▶ **Exercise prompt**
Any picture among the records should be left out, please; retype the rest exactly.

▶ **Task input**
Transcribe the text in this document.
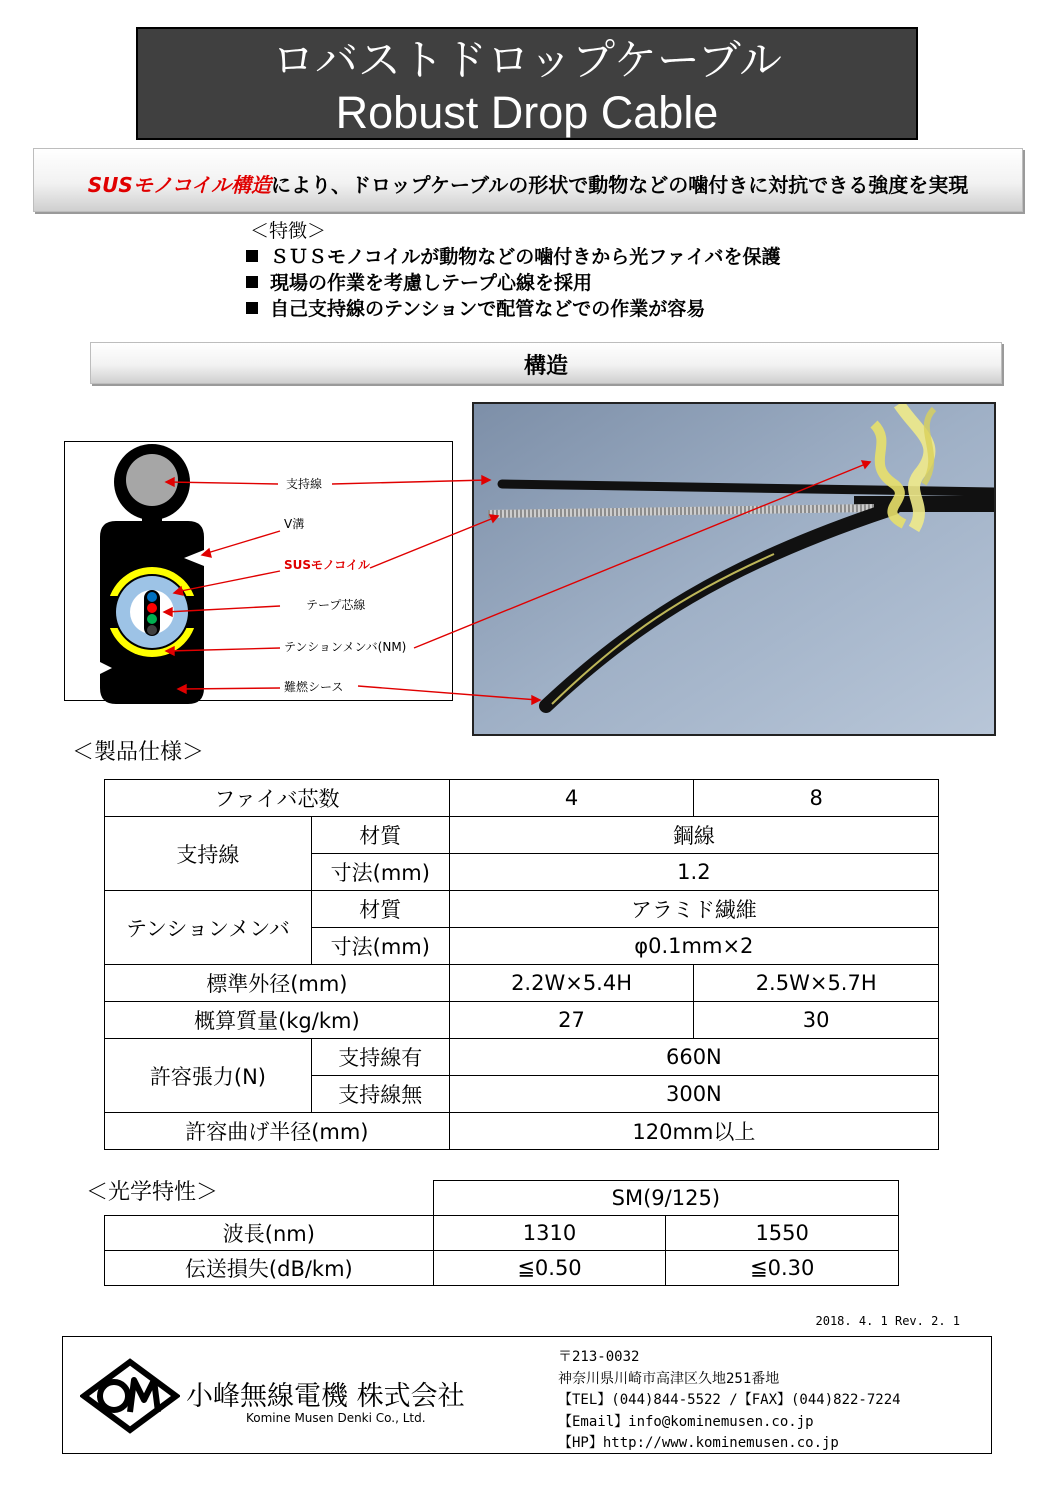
ロバストドロップケーブル
Robust Drop Cable
SUSモノコイル構造により、ドロップケーブルの形状で動物などの噛付きに対抗できる強度を実現
＜特徴＞
ＳＵＳモノコイルが動物などの噛付きから光ファイバを保護
現場の作業を考慮しテープ心線を採用
自己支持線のテンションで配管などでの作業が容易
構造
支持線
V溝
SUSモノコイル
テープ芯線
テンションメンバ(NM)
難燃シース
＜製品仕様＞
ファイバ芯数		4	8
支持線	材質	鋼線	
	寸法(mm)	1.2	
テンションメンバ	材質	アラミド繊維	
	寸法(mm)	φ0.1mm×2	
標準外径(mm)		2.2W×5.4H	2.5W×5.7H
概算質量(kg/km)		27	30
許容張力(N)	支持線有	660N	
	支持線無	300N	
許容曲げ半径(mm)		120mm以上	
＜光学特性＞
		SM(9/125)	
波長(nm)	1310	1550
伝送損失(dB/km)	≦0.50	≦0.30
2018. 4. 1 Rev. 2. 1
小峰無線電機 株式会社
Komine Musen Denki Co., Ltd.
〒213-0032
神奈川県川崎市高津区久地251番地
【TEL】(044)844-5522 /【FAX】(044)822-7224
【Email】info@kominemusen.co.jp
【HP】http://www.kominemusen.co.jp
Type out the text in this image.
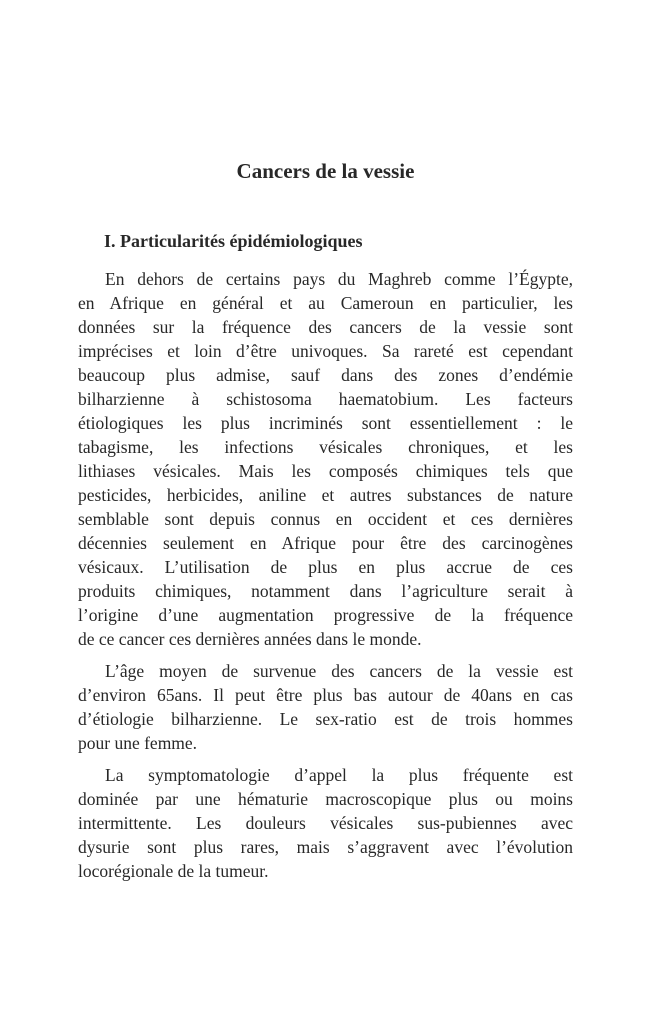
Cancers de la vessie
I. Particularités épidémiologiques
En dehors de certains pays du Maghreb comme l’Égypte,
en Afrique en général et au Cameroun en particulier, les
données sur la fréquence des cancers de la vessie sont
imprécises et loin d’être univoques. Sa rareté est cependant
beaucoup plus admise, sauf dans des zones d’endémie
bilharzienne à schistosoma haematobium. Les facteurs
étiologiques les plus incriminés sont essentiellement : le
tabagisme, les infections vésicales chroniques, et les
lithiases vésicales. Mais les composés chimiques tels que
pesticides, herbicides, aniline et autres substances de nature
semblable sont depuis connus en occident et ces dernières
décennies seulement en Afrique pour être des carcinogènes
vésicaux. L’utilisation de plus en plus accrue de ces
produits chimiques, notamment dans l’agriculture serait à
l’origine d’une augmentation progressive de la fréquence
de ce cancer ces dernières années dans le monde.
L’âge moyen de survenue des cancers de la vessie est
d’environ 65ans. Il peut être plus bas autour de 40ans en cas
d’étiologie bilharzienne. Le sex-ratio est de trois hommes
pour une femme.
La symptomatologie d’appel la plus fréquente est
dominée par une hématurie macroscopique plus ou moins
intermittente. Les douleurs vésicales sus-pubiennes avec
dysurie sont plus rares, mais s’aggravent avec l’évolution
locorégionale de la tumeur.
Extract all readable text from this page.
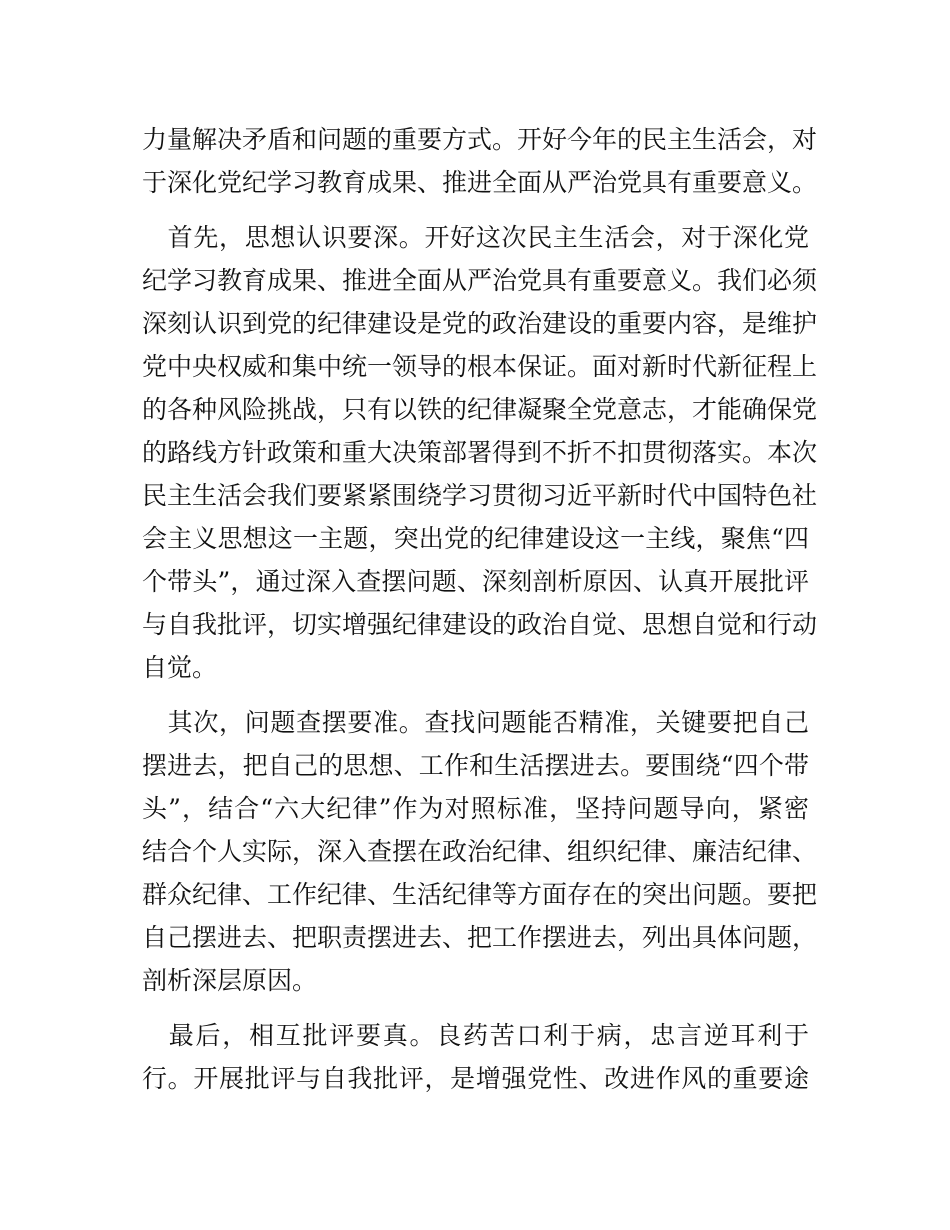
力量解决矛盾和问题的重要方式。开好今年的民主生活会，对
于深化党纪学习教育成果、推进全面从严治党具有重要意义。
　首先，思想认识要深。开好这次民主生活会，对于深化党
纪学习教育成果、推进全面从严治党具有重要意义。我们必须
深刻认识到党的纪律建设是党的政治建设的重要内容，是维护
党中央权威和集中统一领导的根本保证。面对新时代新征程上
的各种风险挑战，只有以铁的纪律凝聚全党意志，才能确保党
的路线方针政策和重大决策部署得到不折不扣贯彻落实。本次
民主生活会我们要紧紧围绕学习贯彻习近平新时代中国特色社
会主义思想这一主题，突出党的纪律建设这一主线，聚焦“四
个带头”，通过深入查摆问题、深刻剖析原因、认真开展批评
与自我批评，切实增强纪律建设的政治自觉、思想自觉和行动
自觉。
　其次，问题查摆要准。查找问题能否精准，关键要把自己
摆进去，把自己的思想、工作和生活摆进去。要围绕“四个带
头”，结合“六大纪律”作为对照标准，坚持问题导向，紧密
结合个人实际，深入查摆在政治纪律、组织纪律、廉洁纪律、
群众纪律、工作纪律、生活纪律等方面存在的突出问题。要把
自己摆进去、把职责摆进去、把工作摆进去，列出具体问题，
剖析深层原因。
　最后，相互批评要真。良药苦口利于病，忠言逆耳利于
行。开展批评与自我批评，是增强党性、改进作风的重要途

▶ **Response to this exercise**
Transcribe the text in this document.
ロバストドロップケーブル
Robust Drop Cable
SUSモノコイル構造により、ドロップケーブルの形状で動物などの噛付きに対抗できる強度を実現
＜特徴＞
ＳＵＳモノコイルが動物などの噛付きから光ファイバを保護
現場の作業を考慮しテープ心線を採用
自己支持線のテンションで配管などでの作業が容易
構造
支持線
V溝
SUSモノコイル
テープ芯線
テンションメンバ(NM)
難燃シース
＜製品仕様＞
ファイバ芯数		4	8
支持線	材質	鋼線	
	寸法(mm)	1.2	
テンションメンバ	材質	アラミド繊維	
	寸法(mm)	φ0.1mm×2	
標準外径(mm)		2.2W×5.4H	2.5W×5.7H
概算質量(kg/km)		27	30
許容張力(N)	支持線有	660N	
	支持線無	300N	
許容曲げ半径(mm)		120mm以上	
＜光学特性＞
		SM(9/125)	
波長(nm)	1310	1550
伝送損失(dB/km)	≦0.50	≦0.30
2018. 4. 1 Rev. 2. 1
小峰無線電機 株式会社
Komine Musen Denki Co., Ltd.
〒213-0032
神奈川県川崎市高津区久地251番地
【TEL】(044)844-5522 /【FAX】(044)822-7224
【Email】info@kominemusen.co.jp
【HP】http://www.kominemusen.co.jp
Type out the text in this image.
Cancers de la vessie
I. Particularités épidémiologiques
En dehors de certains pays du Maghreb comme l’Égypte,
en Afrique en général et au Cameroun en particulier, les
données sur la fréquence des cancers de la vessie sont
imprécises et loin d’être univoques. Sa rareté est cependant
beaucoup plus admise, sauf dans des zones d’endémie
bilharzienne à schistosoma haematobium. Les facteurs
étiologiques les plus incriminés sont essentiellement : le
tabagisme, les infections vésicales chroniques, et les
lithiases vésicales. Mais les composés chimiques tels que
pesticides, herbicides, aniline et autres substances de nature
semblable sont depuis connus en occident et ces dernières
décennies seulement en Afrique pour être des carcinogènes
vésicaux. L’utilisation de plus en plus accrue de ces
produits chimiques, notamment dans l’agriculture serait à
l’origine d’une augmentation progressive de la fréquence
de ce cancer ces dernières années dans le monde.
L’âge moyen de survenue des cancers de la vessie est
d’environ 65ans. Il peut être plus bas autour de 40ans en cas
d’étiologie bilharzienne. Le sex-ratio est de trois hommes
pour une femme.
La symptomatologie d’appel la plus fréquente est
dominée par une hématurie macroscopique plus ou moins
intermittente. Les douleurs vésicales sus-pubiennes avec
dysurie sont plus rares, mais s’aggravent avec l’évolution
locorégionale de la tumeur.
Extract all readable text from this page.
力量解决矛盾和问题的重要方式。开好今年的民主生活会，对
于深化党纪学习教育成果、推进全面从严治党具有重要意义。
　首先，思想认识要深。开好这次民主生活会，对于深化党
纪学习教育成果、推进全面从严治党具有重要意义。我们必须
深刻认识到党的纪律建设是党的政治建设的重要内容，是维护
党中央权威和集中统一领导的根本保证。面对新时代新征程上
的各种风险挑战，只有以铁的纪律凝聚全党意志，才能确保党
的路线方针政策和重大决策部署得到不折不扣贯彻落实。本次
民主生活会我们要紧紧围绕学习贯彻习近平新时代中国特色社
会主义思想这一主题，突出党的纪律建设这一主线，聚焦“四
个带头”，通过深入查摆问题、深刻剖析原因、认真开展批评
与自我批评，切实增强纪律建设的政治自觉、思想自觉和行动
自觉。
　其次，问题查摆要准。查找问题能否精准，关键要把自己
摆进去，把自己的思想、工作和生活摆进去。要围绕“四个带
头”，结合“六大纪律”作为对照标准，坚持问题导向，紧密
结合个人实际，深入查摆在政治纪律、组织纪律、廉洁纪律、
群众纪律、工作纪律、生活纪律等方面存在的突出问题。要把
自己摆进去、把职责摆进去、把工作摆进去，列出具体问题，
剖析深层原因。
　最后，相互批评要真。良药苦口利于病，忠言逆耳利于
行。开展批评与自我批评，是增强党性、改进作风的重要途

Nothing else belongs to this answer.